### Task details
The data below is to be copied exactly, line by line.

### Supplied data
****

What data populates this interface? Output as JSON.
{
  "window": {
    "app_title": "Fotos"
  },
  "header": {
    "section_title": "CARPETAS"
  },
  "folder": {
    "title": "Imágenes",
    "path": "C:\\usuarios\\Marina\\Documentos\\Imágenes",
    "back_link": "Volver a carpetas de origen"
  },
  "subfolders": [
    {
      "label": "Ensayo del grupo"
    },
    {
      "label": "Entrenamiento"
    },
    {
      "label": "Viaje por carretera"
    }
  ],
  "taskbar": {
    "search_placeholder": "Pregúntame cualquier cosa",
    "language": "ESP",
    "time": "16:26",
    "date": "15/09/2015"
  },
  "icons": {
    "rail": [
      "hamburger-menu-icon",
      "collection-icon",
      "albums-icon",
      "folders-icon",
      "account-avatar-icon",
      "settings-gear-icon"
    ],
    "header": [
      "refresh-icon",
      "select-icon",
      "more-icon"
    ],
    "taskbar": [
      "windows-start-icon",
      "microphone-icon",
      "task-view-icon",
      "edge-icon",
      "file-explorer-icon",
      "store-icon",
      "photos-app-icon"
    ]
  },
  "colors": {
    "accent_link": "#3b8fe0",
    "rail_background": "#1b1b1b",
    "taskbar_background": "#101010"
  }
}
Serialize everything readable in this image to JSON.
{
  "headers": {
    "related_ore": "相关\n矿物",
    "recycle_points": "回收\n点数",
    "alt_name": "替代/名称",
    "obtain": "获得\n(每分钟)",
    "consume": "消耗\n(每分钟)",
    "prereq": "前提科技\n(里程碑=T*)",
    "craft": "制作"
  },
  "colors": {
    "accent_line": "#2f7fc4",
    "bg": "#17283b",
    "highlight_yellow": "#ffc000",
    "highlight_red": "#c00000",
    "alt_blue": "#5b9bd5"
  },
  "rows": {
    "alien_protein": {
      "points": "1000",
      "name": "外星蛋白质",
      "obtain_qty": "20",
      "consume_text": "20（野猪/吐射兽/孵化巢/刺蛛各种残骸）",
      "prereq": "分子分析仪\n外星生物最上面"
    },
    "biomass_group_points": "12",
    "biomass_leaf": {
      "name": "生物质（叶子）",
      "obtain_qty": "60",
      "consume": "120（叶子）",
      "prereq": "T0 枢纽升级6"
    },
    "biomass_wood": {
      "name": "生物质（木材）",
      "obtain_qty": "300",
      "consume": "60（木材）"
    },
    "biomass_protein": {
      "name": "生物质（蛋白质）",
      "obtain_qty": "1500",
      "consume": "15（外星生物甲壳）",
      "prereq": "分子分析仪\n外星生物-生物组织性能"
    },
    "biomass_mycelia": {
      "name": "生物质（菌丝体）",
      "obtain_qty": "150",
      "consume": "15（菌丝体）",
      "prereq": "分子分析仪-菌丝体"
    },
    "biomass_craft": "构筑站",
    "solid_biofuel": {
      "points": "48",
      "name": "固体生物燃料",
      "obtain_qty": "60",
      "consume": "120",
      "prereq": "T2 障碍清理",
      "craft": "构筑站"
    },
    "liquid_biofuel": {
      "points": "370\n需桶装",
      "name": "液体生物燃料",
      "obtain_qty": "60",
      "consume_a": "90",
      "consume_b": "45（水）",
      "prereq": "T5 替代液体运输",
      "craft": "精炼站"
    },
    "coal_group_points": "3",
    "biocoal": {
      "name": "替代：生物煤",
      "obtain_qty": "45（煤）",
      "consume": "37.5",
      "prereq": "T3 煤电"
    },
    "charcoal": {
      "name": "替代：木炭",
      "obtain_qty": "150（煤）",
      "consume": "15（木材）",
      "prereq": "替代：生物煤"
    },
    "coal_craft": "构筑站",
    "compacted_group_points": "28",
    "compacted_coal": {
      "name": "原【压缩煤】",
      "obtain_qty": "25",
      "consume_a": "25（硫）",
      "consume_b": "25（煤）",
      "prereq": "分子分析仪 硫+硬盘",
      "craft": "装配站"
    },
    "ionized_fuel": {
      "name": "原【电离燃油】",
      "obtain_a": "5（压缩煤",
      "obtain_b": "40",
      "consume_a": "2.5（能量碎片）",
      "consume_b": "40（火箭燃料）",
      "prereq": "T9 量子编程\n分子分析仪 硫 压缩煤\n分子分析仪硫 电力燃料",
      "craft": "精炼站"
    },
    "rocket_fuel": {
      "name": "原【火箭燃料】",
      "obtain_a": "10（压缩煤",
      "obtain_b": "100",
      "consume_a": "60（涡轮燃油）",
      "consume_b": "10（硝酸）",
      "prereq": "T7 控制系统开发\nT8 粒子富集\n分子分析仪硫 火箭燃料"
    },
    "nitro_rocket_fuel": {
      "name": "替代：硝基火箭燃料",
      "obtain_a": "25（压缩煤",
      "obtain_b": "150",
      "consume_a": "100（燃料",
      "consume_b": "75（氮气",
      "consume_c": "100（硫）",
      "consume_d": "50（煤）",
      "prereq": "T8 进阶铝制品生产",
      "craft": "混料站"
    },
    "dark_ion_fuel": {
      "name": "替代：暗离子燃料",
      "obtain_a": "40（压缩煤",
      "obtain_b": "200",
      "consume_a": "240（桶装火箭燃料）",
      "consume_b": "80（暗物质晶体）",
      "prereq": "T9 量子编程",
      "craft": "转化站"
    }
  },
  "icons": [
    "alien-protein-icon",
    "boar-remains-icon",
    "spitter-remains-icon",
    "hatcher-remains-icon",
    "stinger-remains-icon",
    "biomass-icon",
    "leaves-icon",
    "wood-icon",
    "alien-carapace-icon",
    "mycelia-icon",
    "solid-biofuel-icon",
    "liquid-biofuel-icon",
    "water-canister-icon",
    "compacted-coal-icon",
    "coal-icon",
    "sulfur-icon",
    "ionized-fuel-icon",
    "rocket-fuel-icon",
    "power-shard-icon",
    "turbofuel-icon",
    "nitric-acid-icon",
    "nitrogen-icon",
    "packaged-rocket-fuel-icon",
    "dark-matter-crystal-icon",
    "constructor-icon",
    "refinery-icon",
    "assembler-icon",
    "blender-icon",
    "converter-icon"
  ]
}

****

### Problem solution
What data populates this interface? Output as JSON.
{
  "window": {
    "app_title": "Fotos"
  },
  "header": {
    "section_title": "CARPETAS"
  },
  "folder": {
    "title": "Imágenes",
    "path": "C:\\usuarios\\Marina\\Documentos\\Imágenes",
    "back_link": "Volver a carpetas de origen"
  },
  "subfolders": [
    {
      "label": "Ensayo del grupo"
    },
    {
      "label": "Entrenamiento"
    },
    {
      "label": "Viaje por carretera"
    }
  ],
  "taskbar": {
    "search_placeholder": "Pregúntame cualquier cosa",
    "language": "ESP",
    "time": "16:26",
    "date": "15/09/2015"
  },
  "icons": {
    "rail": [
      "hamburger-menu-icon",
      "collection-icon",
      "albums-icon",
      "folders-icon",
      "account-avatar-icon",
      "settings-gear-icon"
    ],
    "header": [
      "refresh-icon",
      "select-icon",
      "more-icon"
    ],
    "taskbar": [
      "windows-start-icon",
      "microphone-icon",
      "task-view-icon",
      "edge-icon",
      "file-explorer-icon",
      "store-icon",
      "photos-app-icon"
    ]
  },
  "colors": {
    "accent_link": "#3b8fe0",
    "rail_background": "#1b1b1b",
    "taskbar_background": "#101010"
  }
}
Serialize everything readable in this image to JSON.
{
  "headers": {
    "related_ore": "相关\n矿物",
    "recycle_points": "回收\n点数",
    "alt_name": "替代/名称",
    "obtain": "获得\n(每分钟)",
    "consume": "消耗\n(每分钟)",
    "prereq": "前提科技\n(里程碑=T*)",
    "craft": "制作"
  },
  "colors": {
    "accent_line": "#2f7fc4",
    "bg": "#17283b",
    "highlight_yellow": "#ffc000",
    "highlight_red": "#c00000",
    "alt_blue": "#5b9bd5"
  },
  "rows": {
    "alien_protein": {
      "points": "1000",
      "name": "外星蛋白质",
      "obtain_qty": "20",
      "consume_text": "20（野猪/吐射兽/孵化巢/刺蛛各种残骸）",
      "prereq": "分子分析仪\n外星生物最上面"
    },
    "biomass_group_points": "12",
    "biomass_leaf": {
      "name": "生物质（叶子）",
      "obtain_qty": "60",
      "consume": "120（叶子）",
      "prereq": "T0 枢纽升级6"
    },
    "biomass_wood": {
      "name": "生物质（木材）",
      "obtain_qty": "300",
      "consume": "60（木材）"
    },
    "biomass_protein": {
      "name": "生物质（蛋白质）",
      "obtain_qty": "1500",
      "consume": "15（外星生物甲壳）",
      "prereq": "分子分析仪\n外星生物-生物组织性能"
    },
    "biomass_mycelia": {
      "name": "生物质（菌丝体）",
      "obtain_qty": "150",
      "consume": "15（菌丝体）",
      "prereq": "分子分析仪-菌丝体"
    },
    "biomass_craft": "构筑站",
    "solid_biofuel": {
      "points": "48",
      "name": "固体生物燃料",
      "obtain_qty": "60",
      "consume": "120",
      "prereq": "T2 障碍清理",
      "craft": "构筑站"
    },
    "liquid_biofuel": {
      "points": "370\n需桶装",
      "name": "液体生物燃料",
      "obtain_qty": "60",
      "consume_a": "90",
      "consume_b": "45（水）",
      "prereq": "T5 替代液体运输",
      "craft": "精炼站"
    },
    "coal_group_points": "3",
    "biocoal": {
      "name": "替代：生物煤",
      "obtain_qty": "45（煤）",
      "consume": "37.5",
      "prereq": "T3 煤电"
    },
    "charcoal": {
      "name": "替代：木炭",
      "obtain_qty": "150（煤）",
      "consume": "15（木材）",
      "prereq": "替代：生物煤"
    },
    "coal_craft": "构筑站",
    "compacted_group_points": "28",
    "compacted_coal": {
      "name": "原【压缩煤】",
      "obtain_qty": "25",
      "consume_a": "25（硫）",
      "consume_b": "25（煤）",
      "prereq": "分子分析仪 硫+硬盘",
      "craft": "装配站"
    },
    "ionized_fuel": {
      "name": "原【电离燃油】",
      "obtain_a": "5（压缩煤",
      "obtain_b": "40",
      "consume_a": "2.5（能量碎片）",
      "consume_b": "40（火箭燃料）",
      "prereq": "T9 量子编程\n分子分析仪 硫 压缩煤\n分子分析仪硫 电力燃料",
      "craft": "精炼站"
    },
    "rocket_fuel": {
      "name": "原【火箭燃料】",
      "obtain_a": "10（压缩煤",
      "obtain_b": "100",
      "consume_a": "60（涡轮燃油）",
      "consume_b": "10（硝酸）",
      "prereq": "T7 控制系统开发\nT8 粒子富集\n分子分析仪硫 火箭燃料"
    },
    "nitro_rocket_fuel": {
      "name": "替代：硝基火箭燃料",
      "obtain_a": "25（压缩煤",
      "obtain_b": "150",
      "consume_a": "100（燃料",
      "consume_b": "75（氮气",
      "consume_c": "100（硫）",
      "consume_d": "50（煤）",
      "prereq": "T8 进阶铝制品生产",
      "craft": "混料站"
    },
    "dark_ion_fuel": {
      "name": "替代：暗离子燃料",
      "obtain_a": "40（压缩煤",
      "obtain_b": "200",
      "consume_a": "240（桶装火箭燃料）",
      "consume_b": "80（暗物质晶体）",
      "prereq": "T9 量子编程",
      "craft": "转化站"
    }
  },
  "icons": [
    "alien-protein-icon",
    "boar-remains-icon",
    "spitter-remains-icon",
    "hatcher-remains-icon",
    "stinger-remains-icon",
    "biomass-icon",
    "leaves-icon",
    "wood-icon",
    "alien-carapace-icon",
    "mycelia-icon",
    "solid-biofuel-icon",
    "liquid-biofuel-icon",
    "water-canister-icon",
    "compacted-coal-icon",
    "coal-icon",
    "sulfur-icon",
    "ionized-fuel-icon",
    "rocket-fuel-icon",
    "power-shard-icon",
    "turbofuel-icon",
    "nitric-acid-icon",
    "nitrogen-icon",
    "packaged-rocket-fuel-icon",
    "dark-matter-crystal-icon",
    "constructor-icon",
    "refinery-icon",
    "assembler-icon",
    "blender-icon",
    "converter-icon"
  ]
}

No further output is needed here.